Coverage for Inpatient and Skilled Nursing Needs

Medicare Part A, known as Hospital Insurance, covers acute medical episodes. If a patient is admitted to an acute care hospital, Part A covers the inpatient stay, including room, meals, nursing care, and medications. Part A also covers inpatient psychiatric care for mental health crises, though a lifetime limit of 190 days applies in a freestanding psychiatric hospital.

Part A provides limited coverage for post-acute care in a Skilled Nursing Facility (SNF). To qualify, the patient must have had a qualifying inpatient hospital stay of at least three consecutive days, and SNF admission must occur within 30 days of discharge. The patient must also require daily skilled services, such as physical therapy or complex wound care, provided by licensed medical personnel.

If SNF criteria are met, Medicare covers the first 20 days at 100%. For days 21 through 100, the patient pays a daily coinsurance amount. Coverage ceases if the patient stops making progress or if their need shifts entirely to custodial care.

Hospice care is also covered under Part A for dementia patients certified by a doctor as having a life expectancy of six months or less. This benefit shifts the focus from curative treatment to palliative care, covering services like pain management, medical equipment, and caregiver support. The hospice benefit includes initial 90-day periods, followed by unlimited 60-day periods, each requiring re-certification.

Prescription Drugs and Medicare Advantage Plans

Medications used to manage dementia symptoms are primarily covered under Medicare Part D, the prescription drug benefit. Part D covers cholinesterase inhibitors (e.g., donepezil) for mild to moderate Alzheimer’s disease and NMDA receptor antagonists (e.g., memantine) for moderate to severe dementia.

Newer disease-modifying therapies, such as anti-amyloid monoclonal antibodies (lecanemab and donanemab), are covered under Medicare Part B because they are administered intravenously in an outpatient setting. Coverage for these high-cost drugs requires strict criteria, including a diagnosis of mild cognitive impairment or mild dementia with documented amyloid plaques. Patients are responsible for the 20% Part B coinsurance, which can be a significant out-of-pocket cost.

Medicare Advantage plans (Part C) offer an alternative way to receive Medicare benefits through private insurance companies. These plans must cover all services in Original Medicare (Parts A and B) and often bundle in Part D coverage. Part C plans can offer additional benefits valuable for dementia patients, such as transportation, meal delivery, and enhanced care coordination. The Chronic Condition Special Needs Plan (C-SNP) is a specialized option designed to coordinate care and offer tailored benefits for individuals with severe chronic diseases like dementia.

Understanding Coverage Limitations: The Custodial Care Exclusion

The most significant coverage gap for dementia patients is the exclusion of long-term custodial care. Custodial care refers to non-medical assistance with Activities of Daily Living (ADLs), such as bathing, dressing, and eating. Since dementia is progressive, patients eventually require this daily assistance, which Medicare considers non-medical and does not cover.

This exclusion applies regardless of the setting. Medicare does not pay for long-term residency in an assisted living facility, a memory care unit, or a nursing home, nor does it cover the associated room and board costs. While Medicare covers a patient’s medical services (e.g., doctor visits) even in a long-term care setting, the substantial cost of personal care and housing remains the patient’s responsibility.

Medicare does cover Home Health Care, but only if it is intermittent and includes a skilled component, such as nursing care or physical therapy. The patient must also be certified as homebound. A home health aide may assist with personal care only if it is secondary to the skilled service. Medicare will not cover an aide if the only service needed is help with ADLs. For long-term custodial care, the primary public payer is Medicaid, a joint federal and state program for low-income individuals.

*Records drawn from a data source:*

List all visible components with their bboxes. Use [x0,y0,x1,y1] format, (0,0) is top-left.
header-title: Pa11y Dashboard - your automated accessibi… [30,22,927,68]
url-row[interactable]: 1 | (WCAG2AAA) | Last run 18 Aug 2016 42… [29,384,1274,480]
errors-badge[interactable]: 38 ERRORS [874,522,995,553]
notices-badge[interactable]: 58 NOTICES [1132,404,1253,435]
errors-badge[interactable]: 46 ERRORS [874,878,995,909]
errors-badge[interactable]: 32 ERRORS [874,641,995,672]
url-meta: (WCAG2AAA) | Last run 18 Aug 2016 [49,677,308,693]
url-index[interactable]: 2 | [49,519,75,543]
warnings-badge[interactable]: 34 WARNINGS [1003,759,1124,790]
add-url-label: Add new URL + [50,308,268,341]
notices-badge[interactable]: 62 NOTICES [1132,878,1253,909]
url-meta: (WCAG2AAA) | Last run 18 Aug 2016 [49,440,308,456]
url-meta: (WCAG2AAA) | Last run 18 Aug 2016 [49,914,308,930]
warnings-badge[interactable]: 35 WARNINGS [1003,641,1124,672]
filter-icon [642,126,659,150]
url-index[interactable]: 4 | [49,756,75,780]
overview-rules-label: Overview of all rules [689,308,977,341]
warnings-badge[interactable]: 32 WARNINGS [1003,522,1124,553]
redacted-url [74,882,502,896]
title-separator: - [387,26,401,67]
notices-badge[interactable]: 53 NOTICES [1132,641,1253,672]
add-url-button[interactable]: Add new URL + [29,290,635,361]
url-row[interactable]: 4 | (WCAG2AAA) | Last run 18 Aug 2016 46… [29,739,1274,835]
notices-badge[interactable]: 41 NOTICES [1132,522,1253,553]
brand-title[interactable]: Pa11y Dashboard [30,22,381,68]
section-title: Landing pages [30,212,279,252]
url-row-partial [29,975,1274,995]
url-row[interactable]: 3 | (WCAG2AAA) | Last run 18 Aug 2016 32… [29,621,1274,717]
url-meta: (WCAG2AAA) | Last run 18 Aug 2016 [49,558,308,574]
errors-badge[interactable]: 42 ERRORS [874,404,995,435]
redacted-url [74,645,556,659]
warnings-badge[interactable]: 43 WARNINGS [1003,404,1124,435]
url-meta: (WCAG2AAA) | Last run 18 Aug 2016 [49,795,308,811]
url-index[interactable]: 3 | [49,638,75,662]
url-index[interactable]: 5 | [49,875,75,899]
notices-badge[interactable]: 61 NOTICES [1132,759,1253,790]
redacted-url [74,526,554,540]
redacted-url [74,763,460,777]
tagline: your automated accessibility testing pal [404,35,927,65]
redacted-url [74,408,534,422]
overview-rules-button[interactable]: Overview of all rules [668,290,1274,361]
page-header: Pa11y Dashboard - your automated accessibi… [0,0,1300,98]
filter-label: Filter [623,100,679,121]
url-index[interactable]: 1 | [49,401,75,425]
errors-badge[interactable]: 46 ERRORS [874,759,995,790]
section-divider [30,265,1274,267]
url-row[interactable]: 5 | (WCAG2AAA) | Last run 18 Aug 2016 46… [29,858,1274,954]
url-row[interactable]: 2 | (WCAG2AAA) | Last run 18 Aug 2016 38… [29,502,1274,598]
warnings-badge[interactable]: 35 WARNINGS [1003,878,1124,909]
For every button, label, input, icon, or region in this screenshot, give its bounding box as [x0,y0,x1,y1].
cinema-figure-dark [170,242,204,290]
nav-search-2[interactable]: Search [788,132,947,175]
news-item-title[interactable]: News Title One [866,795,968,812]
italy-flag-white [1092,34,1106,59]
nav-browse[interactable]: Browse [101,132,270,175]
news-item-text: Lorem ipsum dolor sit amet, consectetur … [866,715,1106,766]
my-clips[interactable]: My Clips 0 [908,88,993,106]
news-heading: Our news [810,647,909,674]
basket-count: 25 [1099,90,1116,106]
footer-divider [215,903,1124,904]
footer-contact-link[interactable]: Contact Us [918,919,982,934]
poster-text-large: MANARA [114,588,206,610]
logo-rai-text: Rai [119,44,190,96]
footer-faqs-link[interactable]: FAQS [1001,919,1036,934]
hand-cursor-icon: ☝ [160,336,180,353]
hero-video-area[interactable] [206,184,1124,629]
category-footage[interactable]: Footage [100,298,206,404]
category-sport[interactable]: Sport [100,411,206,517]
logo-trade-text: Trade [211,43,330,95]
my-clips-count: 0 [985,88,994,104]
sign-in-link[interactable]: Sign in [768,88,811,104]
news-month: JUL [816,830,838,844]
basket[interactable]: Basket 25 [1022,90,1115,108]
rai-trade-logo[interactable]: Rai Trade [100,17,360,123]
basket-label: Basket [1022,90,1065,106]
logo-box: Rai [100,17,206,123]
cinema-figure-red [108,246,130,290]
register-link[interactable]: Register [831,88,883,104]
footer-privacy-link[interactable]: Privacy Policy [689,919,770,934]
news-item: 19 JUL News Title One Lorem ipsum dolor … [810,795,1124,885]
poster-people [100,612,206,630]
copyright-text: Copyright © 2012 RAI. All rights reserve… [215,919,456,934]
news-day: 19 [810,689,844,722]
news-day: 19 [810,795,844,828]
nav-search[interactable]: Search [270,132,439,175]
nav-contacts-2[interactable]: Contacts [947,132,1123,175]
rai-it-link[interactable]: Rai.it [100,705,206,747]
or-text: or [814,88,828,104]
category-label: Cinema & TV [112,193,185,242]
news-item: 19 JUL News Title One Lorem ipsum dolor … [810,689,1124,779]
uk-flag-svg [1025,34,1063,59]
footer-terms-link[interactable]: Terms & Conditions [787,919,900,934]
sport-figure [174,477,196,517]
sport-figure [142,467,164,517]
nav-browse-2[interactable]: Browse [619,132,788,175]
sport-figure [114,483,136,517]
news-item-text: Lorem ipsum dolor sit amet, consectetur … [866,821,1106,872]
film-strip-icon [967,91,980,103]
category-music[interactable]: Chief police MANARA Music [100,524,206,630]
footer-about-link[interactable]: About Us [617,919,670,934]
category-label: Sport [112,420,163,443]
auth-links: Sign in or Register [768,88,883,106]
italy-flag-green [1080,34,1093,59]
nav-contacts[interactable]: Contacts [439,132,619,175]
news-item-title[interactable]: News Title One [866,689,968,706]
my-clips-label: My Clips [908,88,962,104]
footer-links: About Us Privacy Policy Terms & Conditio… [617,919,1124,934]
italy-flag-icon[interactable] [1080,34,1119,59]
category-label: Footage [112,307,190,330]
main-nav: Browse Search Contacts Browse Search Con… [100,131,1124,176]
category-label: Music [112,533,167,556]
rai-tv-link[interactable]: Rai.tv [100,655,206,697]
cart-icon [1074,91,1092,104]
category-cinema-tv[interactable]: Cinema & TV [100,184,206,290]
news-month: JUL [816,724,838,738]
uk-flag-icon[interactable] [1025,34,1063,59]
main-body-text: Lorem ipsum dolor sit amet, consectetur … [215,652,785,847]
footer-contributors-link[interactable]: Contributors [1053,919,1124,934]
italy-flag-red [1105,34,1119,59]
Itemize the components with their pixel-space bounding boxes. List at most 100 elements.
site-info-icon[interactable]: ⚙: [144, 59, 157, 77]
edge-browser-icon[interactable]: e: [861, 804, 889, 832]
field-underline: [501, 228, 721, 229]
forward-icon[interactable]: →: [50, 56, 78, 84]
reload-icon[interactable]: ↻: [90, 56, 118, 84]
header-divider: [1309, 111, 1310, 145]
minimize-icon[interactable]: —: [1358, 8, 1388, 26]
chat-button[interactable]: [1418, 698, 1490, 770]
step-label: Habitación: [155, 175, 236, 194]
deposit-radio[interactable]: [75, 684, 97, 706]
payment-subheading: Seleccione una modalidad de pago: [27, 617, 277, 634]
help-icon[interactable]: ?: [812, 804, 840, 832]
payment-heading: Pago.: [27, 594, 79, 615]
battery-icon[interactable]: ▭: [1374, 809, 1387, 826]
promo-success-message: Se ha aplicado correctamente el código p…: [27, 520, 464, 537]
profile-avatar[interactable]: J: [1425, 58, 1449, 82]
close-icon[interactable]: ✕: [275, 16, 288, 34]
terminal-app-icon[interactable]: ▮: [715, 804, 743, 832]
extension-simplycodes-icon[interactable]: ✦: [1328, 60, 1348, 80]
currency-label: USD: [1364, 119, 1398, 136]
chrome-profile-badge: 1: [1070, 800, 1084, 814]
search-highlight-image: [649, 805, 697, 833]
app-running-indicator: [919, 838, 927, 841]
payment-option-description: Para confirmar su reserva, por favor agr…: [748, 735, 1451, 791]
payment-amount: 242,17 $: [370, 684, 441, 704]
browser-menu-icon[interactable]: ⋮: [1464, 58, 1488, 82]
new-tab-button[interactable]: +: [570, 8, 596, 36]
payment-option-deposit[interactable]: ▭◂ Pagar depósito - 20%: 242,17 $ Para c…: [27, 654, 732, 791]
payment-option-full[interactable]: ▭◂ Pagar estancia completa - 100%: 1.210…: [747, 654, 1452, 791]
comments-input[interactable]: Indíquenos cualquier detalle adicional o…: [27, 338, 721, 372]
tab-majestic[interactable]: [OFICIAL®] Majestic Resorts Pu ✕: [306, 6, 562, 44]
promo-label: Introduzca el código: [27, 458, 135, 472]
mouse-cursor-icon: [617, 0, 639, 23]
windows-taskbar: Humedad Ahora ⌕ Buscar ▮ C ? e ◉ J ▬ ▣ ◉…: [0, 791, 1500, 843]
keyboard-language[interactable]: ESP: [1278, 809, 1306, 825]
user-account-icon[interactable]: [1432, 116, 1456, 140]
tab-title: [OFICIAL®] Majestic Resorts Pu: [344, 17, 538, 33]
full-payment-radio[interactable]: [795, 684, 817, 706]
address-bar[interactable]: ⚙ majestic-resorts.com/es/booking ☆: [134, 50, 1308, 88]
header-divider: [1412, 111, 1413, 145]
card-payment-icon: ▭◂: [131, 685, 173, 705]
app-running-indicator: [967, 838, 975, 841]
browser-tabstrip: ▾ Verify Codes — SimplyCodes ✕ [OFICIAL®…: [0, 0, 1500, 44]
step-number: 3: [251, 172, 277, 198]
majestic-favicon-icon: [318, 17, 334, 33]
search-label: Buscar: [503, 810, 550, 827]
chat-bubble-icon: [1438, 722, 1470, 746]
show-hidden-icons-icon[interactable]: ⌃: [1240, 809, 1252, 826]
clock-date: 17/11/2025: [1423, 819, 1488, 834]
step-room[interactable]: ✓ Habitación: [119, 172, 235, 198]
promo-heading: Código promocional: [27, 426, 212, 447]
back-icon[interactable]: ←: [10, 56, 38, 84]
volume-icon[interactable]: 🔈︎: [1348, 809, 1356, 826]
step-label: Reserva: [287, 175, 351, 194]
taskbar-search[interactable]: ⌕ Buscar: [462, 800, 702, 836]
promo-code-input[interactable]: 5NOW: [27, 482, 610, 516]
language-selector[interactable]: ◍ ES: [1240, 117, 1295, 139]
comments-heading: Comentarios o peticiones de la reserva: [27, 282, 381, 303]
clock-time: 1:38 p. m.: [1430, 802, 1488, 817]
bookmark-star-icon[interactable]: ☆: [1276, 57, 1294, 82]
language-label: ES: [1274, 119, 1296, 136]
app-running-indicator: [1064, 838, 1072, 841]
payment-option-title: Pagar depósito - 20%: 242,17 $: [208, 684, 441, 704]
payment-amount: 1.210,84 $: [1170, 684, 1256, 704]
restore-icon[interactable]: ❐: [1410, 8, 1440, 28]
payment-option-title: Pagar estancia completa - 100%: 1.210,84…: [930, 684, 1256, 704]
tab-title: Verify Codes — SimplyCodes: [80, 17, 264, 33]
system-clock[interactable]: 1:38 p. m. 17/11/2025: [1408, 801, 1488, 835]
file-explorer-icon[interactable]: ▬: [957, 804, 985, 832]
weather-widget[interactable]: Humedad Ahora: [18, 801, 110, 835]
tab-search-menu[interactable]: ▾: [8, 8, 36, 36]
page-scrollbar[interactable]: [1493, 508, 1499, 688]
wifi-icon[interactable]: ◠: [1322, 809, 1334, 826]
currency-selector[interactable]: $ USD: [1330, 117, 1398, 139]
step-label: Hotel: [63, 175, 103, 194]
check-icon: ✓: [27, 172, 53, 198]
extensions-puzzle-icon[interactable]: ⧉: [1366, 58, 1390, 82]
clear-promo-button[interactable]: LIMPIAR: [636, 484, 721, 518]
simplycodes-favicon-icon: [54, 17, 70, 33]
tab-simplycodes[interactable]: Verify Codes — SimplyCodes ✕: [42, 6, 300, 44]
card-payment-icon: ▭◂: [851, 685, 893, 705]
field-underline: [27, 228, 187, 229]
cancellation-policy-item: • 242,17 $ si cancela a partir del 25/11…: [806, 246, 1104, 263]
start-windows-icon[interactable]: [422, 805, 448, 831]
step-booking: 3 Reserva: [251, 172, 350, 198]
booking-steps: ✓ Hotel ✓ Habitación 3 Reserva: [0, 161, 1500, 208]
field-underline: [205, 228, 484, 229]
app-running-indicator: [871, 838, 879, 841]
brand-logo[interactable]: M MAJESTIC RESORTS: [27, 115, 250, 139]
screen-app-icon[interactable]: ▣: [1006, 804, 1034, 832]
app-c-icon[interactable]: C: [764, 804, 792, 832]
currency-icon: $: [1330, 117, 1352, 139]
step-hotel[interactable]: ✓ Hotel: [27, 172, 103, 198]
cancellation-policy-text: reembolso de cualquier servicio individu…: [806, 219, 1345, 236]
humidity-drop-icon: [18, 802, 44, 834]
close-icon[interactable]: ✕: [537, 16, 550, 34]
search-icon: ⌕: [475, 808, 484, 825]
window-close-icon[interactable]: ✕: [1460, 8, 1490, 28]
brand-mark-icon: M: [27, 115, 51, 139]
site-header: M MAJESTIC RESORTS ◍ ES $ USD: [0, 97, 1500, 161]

*EXERCISE BRIEF:* Reproduce the part of the Medicare coverage text starting at "Understanding Coverage Limitations: The" and ending at "does not cover.". These records have no connection to the text on Medicare coverage.

*EXERCISE OUTPUT:*
Understanding Coverage Limitations: The Custodial Care Exclusion

The most significant coverage gap for dementia patients is the exclusion of long-term custodial care. Custodial care refers to non-medical assistance with Activities of Daily Living (ADLs), such as bathing, dressing, and eating. Since dementia is progressive, patients eventually require this daily assistance, which Medicare considers non-medical and does not cover.